--- Begin Stored records ---

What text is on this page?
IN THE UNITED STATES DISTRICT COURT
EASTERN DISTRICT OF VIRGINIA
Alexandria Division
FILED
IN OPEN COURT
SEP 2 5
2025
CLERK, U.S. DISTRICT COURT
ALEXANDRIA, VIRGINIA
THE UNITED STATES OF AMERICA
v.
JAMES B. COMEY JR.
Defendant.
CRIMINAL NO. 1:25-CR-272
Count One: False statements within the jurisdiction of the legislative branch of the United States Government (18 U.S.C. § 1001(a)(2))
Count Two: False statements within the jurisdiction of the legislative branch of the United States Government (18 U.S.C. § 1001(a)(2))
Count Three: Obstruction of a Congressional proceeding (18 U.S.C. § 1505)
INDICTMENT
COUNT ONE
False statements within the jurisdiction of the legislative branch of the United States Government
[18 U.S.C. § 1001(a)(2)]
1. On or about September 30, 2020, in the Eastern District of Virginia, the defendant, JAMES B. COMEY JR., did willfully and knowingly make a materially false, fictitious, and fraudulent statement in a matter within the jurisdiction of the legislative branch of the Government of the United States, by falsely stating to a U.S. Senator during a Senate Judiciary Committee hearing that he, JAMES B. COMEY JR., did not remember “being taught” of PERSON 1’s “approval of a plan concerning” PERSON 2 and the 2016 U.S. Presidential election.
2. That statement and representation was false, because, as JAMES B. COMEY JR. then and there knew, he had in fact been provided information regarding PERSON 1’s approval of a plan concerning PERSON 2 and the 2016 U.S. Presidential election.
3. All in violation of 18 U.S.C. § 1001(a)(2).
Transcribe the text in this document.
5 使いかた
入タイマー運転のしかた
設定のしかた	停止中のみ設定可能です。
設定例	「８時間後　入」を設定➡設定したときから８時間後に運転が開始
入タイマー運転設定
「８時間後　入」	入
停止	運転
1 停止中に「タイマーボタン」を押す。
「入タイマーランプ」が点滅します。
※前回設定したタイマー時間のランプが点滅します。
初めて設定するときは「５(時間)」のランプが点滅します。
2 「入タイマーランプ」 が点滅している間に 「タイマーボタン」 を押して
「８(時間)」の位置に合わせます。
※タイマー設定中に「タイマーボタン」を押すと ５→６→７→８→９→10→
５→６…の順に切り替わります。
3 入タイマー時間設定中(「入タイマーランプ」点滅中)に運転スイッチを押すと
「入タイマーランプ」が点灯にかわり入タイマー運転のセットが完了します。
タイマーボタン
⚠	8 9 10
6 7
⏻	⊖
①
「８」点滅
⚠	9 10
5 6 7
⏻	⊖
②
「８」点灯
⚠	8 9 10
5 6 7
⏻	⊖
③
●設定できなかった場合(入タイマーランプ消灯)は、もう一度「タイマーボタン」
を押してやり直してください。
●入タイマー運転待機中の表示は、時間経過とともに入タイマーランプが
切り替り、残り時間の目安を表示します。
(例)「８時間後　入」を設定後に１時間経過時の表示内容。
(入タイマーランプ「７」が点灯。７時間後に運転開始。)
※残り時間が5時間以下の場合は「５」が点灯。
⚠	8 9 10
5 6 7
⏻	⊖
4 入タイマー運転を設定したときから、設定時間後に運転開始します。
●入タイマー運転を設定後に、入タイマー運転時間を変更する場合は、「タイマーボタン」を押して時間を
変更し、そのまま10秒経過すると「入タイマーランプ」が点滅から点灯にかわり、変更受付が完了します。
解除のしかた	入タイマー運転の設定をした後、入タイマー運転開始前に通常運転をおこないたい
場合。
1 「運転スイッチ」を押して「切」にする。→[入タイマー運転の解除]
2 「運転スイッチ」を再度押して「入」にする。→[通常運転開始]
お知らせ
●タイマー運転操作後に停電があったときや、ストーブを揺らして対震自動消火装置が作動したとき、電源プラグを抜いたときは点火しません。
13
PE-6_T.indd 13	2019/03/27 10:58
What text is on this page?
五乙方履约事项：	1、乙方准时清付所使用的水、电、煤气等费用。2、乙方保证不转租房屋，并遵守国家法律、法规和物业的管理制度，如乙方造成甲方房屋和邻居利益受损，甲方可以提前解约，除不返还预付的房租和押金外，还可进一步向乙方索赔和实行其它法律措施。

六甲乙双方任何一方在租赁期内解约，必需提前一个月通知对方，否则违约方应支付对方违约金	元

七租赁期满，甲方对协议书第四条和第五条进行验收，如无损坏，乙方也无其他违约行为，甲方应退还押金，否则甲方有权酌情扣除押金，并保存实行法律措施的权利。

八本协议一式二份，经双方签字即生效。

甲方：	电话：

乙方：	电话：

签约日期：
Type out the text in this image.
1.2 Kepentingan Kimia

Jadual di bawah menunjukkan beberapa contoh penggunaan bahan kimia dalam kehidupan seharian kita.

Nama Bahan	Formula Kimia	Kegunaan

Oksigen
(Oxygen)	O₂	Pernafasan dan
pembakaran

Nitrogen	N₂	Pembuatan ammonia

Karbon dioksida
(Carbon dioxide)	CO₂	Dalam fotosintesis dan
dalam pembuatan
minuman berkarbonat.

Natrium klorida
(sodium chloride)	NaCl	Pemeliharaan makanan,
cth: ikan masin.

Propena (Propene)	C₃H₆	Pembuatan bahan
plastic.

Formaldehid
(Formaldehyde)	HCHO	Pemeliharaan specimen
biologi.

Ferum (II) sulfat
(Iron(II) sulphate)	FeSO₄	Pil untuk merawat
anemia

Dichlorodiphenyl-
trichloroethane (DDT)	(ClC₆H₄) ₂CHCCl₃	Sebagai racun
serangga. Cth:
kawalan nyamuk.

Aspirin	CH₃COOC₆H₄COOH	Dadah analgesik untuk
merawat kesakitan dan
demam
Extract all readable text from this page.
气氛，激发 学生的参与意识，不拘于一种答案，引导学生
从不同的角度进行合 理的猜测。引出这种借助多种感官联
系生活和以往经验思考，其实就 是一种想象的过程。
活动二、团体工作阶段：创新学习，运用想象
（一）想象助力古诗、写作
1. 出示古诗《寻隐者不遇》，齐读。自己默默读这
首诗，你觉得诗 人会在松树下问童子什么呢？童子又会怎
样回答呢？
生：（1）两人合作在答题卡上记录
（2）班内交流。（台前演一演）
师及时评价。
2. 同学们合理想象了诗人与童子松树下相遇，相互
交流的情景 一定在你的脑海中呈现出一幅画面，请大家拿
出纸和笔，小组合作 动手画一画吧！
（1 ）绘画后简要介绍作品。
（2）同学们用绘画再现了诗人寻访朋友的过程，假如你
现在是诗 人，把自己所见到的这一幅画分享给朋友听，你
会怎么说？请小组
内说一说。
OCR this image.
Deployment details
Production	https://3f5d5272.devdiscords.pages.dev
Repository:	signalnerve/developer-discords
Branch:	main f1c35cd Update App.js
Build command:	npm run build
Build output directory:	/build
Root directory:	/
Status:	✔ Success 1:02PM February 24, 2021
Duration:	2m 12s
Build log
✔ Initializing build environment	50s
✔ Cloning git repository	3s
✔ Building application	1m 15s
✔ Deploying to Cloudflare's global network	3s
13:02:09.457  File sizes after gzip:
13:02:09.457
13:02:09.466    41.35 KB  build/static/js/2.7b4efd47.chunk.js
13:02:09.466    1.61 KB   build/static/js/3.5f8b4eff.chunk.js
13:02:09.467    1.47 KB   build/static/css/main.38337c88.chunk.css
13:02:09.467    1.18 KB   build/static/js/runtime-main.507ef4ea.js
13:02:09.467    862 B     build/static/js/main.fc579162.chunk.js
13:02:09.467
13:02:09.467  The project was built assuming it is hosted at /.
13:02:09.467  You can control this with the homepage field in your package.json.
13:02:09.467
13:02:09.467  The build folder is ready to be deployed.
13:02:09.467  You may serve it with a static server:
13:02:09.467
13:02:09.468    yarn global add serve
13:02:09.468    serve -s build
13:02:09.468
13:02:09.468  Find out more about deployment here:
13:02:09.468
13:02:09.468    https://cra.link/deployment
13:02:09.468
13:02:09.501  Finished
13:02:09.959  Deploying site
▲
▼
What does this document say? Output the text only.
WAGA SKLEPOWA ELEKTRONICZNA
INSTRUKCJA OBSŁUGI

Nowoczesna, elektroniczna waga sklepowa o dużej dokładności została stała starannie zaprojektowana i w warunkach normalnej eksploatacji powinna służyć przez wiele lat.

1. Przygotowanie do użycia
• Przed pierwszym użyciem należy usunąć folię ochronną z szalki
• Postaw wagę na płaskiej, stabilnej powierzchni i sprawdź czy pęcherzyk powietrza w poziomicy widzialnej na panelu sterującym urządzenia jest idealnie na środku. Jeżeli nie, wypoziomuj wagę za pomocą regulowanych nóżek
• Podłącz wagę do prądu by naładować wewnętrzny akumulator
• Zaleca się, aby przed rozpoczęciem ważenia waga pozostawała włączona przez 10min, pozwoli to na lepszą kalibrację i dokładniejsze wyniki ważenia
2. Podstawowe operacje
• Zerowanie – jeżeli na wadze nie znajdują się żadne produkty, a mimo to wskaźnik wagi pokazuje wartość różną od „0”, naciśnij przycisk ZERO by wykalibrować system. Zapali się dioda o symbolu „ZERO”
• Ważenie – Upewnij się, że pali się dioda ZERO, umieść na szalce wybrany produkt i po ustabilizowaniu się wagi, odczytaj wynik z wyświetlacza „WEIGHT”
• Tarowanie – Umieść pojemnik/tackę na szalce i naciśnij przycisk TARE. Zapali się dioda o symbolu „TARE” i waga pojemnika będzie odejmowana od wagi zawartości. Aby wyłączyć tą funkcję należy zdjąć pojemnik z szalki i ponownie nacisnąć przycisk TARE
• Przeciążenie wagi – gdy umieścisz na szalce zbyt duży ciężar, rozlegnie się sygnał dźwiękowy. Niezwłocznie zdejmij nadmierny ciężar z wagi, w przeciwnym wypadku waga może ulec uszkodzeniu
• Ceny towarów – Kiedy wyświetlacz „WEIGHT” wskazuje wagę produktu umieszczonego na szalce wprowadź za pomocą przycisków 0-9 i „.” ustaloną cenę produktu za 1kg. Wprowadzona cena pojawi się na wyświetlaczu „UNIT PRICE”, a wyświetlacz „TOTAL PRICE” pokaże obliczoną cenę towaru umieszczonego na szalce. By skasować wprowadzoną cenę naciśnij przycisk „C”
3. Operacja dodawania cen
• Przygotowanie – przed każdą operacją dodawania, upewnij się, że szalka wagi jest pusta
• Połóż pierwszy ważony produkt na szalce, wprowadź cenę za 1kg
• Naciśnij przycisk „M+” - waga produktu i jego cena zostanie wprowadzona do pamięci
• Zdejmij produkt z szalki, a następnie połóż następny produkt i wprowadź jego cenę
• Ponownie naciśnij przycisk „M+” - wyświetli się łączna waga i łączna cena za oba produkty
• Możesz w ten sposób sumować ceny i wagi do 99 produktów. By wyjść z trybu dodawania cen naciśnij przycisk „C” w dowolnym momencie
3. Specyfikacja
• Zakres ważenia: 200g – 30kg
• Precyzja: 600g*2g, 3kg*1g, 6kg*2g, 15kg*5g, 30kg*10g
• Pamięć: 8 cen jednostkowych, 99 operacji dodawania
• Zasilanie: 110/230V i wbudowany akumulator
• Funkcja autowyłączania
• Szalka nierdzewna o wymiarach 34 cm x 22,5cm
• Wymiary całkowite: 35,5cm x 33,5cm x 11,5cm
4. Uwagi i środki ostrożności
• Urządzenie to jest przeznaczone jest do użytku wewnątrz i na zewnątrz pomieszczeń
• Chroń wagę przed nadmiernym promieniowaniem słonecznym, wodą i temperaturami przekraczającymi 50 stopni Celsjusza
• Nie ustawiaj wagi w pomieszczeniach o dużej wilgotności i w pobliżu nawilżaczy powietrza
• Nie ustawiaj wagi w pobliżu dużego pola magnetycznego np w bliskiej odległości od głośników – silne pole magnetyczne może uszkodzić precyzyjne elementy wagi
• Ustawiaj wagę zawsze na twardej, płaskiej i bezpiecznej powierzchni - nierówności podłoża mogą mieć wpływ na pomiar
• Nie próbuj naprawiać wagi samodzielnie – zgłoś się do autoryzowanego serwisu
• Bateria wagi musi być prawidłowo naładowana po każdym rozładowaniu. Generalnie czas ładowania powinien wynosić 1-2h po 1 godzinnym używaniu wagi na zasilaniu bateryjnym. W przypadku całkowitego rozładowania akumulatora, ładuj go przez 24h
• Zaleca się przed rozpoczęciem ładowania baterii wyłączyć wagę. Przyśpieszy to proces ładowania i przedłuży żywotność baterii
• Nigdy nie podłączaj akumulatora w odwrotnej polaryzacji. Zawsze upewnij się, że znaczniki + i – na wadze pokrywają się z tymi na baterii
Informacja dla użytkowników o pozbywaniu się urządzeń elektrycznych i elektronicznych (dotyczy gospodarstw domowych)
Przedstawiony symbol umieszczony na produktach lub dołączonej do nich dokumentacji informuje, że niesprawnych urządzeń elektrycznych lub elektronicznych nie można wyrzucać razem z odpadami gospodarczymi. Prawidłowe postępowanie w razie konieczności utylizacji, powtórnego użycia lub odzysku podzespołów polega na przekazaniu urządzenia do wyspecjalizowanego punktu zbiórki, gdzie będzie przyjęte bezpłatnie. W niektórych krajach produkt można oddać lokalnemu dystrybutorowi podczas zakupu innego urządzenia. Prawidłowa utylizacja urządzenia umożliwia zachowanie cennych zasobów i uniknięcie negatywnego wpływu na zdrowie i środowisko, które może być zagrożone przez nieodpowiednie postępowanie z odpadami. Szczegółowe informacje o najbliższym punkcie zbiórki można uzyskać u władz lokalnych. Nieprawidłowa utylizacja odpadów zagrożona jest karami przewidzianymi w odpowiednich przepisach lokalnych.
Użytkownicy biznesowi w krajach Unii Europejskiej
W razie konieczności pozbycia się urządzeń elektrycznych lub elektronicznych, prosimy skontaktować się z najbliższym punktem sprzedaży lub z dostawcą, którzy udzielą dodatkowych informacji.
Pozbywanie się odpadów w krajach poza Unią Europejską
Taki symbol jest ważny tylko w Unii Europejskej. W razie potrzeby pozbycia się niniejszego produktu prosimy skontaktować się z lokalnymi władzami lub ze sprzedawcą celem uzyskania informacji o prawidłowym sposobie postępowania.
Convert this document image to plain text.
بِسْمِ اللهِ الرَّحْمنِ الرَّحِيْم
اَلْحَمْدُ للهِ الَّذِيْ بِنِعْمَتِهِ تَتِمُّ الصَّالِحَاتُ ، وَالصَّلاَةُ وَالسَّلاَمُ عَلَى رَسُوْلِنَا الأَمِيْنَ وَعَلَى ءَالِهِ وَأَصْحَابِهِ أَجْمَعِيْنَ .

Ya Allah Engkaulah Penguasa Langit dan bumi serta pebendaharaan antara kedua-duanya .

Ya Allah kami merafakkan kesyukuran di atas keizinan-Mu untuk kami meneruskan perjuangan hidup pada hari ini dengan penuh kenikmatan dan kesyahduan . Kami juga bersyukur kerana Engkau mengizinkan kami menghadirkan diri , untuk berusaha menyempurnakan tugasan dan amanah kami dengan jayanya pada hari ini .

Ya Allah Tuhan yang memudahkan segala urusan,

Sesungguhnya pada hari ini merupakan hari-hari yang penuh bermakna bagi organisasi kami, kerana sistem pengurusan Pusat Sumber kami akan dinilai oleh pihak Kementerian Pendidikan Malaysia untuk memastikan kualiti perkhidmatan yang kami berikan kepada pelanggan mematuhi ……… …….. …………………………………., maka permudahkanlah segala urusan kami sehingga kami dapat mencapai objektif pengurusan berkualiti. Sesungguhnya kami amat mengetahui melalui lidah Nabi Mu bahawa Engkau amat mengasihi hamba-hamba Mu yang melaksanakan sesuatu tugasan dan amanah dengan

--- End Stored records ---

● Task requirements:
Print nothing but the lines from the line with "Convert this document image to plain text." to the last line of the records above. Both of those lines count.

● Full output:
Convert this document image to plain text.
بِسْمِ اللهِ الرَّحْمنِ الرَّحِيْم
اَلْحَمْدُ للهِ الَّذِيْ بِنِعْمَتِهِ تَتِمُّ الصَّالِحَاتُ ، وَالصَّلاَةُ وَالسَّلاَمُ عَلَى رَسُوْلِنَا الأَمِيْنَ وَعَلَى ءَالِهِ وَأَصْحَابِهِ أَجْمَعِيْنَ .

Ya Allah Engkaulah Penguasa Langit dan bumi serta pebendaharaan antara kedua-duanya .

Ya Allah kami merafakkan kesyukuran di atas keizinan-Mu untuk kami meneruskan perjuangan hidup pada hari ini dengan penuh kenikmatan dan kesyahduan . Kami juga bersyukur kerana Engkau mengizinkan kami menghadirkan diri , untuk berusaha menyempurnakan tugasan dan amanah kami dengan jayanya pada hari ini .

Ya Allah Tuhan yang memudahkan segala urusan,

Sesungguhnya pada hari ini merupakan hari-hari yang penuh bermakna bagi organisasi kami, kerana sistem pengurusan Pusat Sumber kami akan dinilai oleh pihak Kementerian Pendidikan Malaysia untuk memastikan kualiti perkhidmatan yang kami berikan kepada pelanggan mematuhi ……… …….. …………………………………., maka permudahkanlah segala urusan kami sehingga kami dapat mencapai objektif pengurusan berkualiti. Sesungguhnya kami amat mengetahui melalui lidah Nabi Mu bahawa Engkau amat mengasihi hamba-hamba Mu yang melaksanakan sesuatu tugasan dan amanah dengan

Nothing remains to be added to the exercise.